What you are asked to do =
Spot every line with the word "bottom" and return it.

(Structured figure records)
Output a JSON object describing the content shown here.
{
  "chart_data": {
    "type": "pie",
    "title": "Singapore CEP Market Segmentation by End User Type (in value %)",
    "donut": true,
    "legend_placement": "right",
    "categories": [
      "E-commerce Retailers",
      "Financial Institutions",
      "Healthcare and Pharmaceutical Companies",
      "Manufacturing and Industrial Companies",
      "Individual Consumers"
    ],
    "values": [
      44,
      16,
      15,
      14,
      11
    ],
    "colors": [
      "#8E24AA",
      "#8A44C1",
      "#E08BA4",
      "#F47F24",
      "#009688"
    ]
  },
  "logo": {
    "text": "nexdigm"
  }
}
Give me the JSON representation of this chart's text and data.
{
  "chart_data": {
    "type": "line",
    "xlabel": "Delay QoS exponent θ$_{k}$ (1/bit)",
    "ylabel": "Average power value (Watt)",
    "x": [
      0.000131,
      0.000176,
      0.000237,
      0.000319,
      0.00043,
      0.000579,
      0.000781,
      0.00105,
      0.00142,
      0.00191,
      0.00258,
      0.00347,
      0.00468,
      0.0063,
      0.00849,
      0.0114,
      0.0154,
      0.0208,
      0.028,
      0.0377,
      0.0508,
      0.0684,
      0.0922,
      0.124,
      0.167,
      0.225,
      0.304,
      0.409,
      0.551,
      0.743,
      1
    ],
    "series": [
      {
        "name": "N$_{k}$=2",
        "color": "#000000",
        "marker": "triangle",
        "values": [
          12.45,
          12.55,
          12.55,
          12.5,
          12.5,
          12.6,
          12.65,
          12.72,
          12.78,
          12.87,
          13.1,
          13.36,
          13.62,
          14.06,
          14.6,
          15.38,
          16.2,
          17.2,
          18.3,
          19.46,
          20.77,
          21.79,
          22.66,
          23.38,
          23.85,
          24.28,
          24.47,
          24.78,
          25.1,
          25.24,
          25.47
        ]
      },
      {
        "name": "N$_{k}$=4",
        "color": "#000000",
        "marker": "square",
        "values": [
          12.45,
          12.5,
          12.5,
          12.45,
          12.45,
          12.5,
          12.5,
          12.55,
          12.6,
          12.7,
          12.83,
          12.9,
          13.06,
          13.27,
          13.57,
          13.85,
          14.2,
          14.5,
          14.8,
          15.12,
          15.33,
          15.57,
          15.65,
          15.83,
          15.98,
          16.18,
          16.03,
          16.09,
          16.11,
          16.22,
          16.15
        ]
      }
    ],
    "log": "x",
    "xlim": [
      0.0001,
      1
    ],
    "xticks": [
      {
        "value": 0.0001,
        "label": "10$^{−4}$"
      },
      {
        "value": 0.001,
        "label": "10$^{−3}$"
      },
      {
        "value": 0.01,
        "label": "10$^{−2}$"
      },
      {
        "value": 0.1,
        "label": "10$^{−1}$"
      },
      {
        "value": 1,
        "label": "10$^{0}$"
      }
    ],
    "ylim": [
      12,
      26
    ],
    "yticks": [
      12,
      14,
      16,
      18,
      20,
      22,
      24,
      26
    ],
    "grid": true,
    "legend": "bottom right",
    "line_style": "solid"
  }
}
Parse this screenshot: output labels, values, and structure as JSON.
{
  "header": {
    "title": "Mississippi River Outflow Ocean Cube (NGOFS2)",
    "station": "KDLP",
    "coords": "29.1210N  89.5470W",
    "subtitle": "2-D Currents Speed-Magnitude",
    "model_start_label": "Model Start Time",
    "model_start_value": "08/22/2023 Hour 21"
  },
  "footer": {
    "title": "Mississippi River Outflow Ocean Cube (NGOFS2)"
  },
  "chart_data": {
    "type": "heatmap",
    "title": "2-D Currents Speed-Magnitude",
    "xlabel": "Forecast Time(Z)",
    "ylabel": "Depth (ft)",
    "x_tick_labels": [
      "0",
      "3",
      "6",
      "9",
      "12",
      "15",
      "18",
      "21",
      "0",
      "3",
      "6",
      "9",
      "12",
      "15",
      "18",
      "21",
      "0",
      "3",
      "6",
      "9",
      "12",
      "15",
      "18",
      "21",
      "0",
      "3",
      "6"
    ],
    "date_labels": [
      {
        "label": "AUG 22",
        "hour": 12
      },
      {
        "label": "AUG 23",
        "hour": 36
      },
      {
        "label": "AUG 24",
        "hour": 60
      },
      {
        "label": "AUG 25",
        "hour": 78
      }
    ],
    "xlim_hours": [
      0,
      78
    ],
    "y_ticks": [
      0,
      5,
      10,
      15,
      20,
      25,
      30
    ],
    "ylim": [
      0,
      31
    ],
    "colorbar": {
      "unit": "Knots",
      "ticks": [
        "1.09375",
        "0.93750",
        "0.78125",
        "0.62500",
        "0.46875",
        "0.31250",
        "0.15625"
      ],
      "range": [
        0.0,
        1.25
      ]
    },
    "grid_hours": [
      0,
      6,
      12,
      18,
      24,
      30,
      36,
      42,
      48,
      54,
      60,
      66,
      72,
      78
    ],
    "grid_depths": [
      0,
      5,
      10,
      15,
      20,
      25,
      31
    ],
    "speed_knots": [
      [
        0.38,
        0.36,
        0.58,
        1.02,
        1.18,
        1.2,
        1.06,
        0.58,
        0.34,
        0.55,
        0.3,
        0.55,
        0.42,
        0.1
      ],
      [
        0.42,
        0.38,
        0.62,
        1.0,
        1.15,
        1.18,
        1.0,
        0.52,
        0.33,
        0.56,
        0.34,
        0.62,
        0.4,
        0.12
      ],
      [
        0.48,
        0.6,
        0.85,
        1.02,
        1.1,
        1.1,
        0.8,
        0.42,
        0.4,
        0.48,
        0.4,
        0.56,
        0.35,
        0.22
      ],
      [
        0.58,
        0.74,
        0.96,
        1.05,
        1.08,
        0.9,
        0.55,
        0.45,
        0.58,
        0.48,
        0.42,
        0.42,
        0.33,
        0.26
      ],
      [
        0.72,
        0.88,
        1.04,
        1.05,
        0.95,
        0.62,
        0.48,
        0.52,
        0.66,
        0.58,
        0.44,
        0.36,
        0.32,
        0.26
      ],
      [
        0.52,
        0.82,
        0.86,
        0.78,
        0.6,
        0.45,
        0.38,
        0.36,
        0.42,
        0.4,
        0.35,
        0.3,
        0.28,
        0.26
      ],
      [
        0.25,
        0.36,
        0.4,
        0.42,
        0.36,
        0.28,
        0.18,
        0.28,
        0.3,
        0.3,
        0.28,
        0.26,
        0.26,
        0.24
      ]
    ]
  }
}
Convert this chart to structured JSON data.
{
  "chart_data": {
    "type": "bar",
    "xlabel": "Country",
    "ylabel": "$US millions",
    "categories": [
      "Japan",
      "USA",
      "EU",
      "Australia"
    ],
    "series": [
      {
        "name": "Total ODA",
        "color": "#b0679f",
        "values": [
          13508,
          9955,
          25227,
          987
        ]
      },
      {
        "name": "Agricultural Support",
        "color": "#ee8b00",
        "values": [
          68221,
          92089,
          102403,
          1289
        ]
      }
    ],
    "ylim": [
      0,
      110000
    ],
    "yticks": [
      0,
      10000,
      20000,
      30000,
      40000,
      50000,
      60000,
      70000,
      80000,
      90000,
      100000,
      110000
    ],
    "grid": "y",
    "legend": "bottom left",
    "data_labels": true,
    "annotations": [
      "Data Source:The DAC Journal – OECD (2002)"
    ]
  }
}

Answer to this problem =
    "legend": "bottom right",
    "legend": "bottom left",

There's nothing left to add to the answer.